- WHAT IS EXPECTED: Pick every line with "получите" from the material below.

= = = =

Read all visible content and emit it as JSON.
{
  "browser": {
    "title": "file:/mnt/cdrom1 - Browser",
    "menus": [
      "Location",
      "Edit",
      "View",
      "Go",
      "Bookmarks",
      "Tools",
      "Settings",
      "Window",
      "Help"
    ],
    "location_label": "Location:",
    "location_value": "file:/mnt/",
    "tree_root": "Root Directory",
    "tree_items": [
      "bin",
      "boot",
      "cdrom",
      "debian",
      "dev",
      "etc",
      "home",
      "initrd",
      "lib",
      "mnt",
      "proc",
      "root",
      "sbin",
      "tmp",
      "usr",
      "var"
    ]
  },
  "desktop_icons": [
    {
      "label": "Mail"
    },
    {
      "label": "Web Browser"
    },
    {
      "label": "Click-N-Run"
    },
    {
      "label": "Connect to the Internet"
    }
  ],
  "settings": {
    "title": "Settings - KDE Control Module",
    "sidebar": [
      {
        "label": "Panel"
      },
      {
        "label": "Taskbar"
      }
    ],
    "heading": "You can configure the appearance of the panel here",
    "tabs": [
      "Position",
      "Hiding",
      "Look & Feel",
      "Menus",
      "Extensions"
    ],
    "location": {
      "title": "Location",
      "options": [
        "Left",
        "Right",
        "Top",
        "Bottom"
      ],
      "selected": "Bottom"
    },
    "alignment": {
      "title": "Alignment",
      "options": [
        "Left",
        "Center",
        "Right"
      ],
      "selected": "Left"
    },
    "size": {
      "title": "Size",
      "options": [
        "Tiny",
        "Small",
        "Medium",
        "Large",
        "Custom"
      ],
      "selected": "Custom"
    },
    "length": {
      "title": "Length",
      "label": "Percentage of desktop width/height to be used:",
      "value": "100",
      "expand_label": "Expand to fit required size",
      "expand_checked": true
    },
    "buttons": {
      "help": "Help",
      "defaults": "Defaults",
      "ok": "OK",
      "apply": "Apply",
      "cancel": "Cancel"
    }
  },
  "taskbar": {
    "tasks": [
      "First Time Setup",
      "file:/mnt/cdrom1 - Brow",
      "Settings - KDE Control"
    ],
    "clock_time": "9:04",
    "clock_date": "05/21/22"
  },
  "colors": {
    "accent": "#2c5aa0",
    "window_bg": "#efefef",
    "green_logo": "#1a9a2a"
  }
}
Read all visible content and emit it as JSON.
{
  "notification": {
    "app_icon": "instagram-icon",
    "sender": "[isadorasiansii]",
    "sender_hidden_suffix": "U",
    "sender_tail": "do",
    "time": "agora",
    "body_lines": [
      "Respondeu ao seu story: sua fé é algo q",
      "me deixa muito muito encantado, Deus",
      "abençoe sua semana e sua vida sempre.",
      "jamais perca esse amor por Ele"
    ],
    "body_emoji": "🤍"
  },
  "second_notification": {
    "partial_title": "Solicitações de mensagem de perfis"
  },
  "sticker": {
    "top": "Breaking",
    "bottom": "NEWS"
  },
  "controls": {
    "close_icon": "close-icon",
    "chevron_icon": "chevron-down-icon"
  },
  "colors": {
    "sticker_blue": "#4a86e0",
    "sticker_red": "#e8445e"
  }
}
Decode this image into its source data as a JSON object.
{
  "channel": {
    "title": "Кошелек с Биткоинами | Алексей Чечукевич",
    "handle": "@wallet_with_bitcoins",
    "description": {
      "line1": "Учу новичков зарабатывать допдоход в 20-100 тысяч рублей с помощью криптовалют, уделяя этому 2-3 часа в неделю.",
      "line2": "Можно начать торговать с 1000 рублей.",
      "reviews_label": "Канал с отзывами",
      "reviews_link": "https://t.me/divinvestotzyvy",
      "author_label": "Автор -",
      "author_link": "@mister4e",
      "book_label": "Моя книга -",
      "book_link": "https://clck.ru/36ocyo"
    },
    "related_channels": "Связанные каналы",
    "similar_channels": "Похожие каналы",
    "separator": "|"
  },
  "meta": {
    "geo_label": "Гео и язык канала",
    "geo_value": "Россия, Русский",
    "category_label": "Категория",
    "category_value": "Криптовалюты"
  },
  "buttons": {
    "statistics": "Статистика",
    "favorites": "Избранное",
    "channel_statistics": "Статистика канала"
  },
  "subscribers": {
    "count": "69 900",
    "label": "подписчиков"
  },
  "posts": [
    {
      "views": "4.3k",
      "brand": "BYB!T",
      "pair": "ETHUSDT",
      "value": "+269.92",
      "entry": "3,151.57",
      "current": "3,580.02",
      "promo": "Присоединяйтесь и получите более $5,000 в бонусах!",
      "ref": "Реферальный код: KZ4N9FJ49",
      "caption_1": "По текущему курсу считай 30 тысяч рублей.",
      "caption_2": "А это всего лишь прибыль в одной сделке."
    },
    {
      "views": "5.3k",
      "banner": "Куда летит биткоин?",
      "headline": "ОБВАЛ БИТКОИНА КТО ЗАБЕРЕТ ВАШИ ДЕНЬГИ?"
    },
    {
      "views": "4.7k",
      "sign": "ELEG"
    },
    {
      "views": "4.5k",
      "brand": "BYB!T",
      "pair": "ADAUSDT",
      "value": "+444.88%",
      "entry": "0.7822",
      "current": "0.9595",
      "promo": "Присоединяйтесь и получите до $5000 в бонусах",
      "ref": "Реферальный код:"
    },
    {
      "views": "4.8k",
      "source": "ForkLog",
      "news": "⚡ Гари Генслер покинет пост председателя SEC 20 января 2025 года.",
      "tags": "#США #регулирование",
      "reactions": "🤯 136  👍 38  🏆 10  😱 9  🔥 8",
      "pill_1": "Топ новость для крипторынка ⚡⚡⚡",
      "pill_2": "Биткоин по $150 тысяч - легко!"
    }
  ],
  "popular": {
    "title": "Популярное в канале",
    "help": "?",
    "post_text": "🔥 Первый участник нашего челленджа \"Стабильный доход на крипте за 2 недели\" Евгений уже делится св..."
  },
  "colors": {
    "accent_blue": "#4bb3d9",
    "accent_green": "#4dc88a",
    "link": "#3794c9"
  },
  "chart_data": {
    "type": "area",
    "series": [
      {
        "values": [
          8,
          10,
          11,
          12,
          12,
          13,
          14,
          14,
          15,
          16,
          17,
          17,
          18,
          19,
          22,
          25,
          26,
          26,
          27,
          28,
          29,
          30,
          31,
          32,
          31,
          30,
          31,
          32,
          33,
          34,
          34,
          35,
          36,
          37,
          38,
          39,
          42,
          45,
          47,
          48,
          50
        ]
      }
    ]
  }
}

= = = =

- SOLUTION TO THE EXERCISE:
      "promo": "Присоединяйтесь и получите более $5,000 в бонусах!",
      "promo": "Присоединяйтесь и получите до $5000 в бонусах",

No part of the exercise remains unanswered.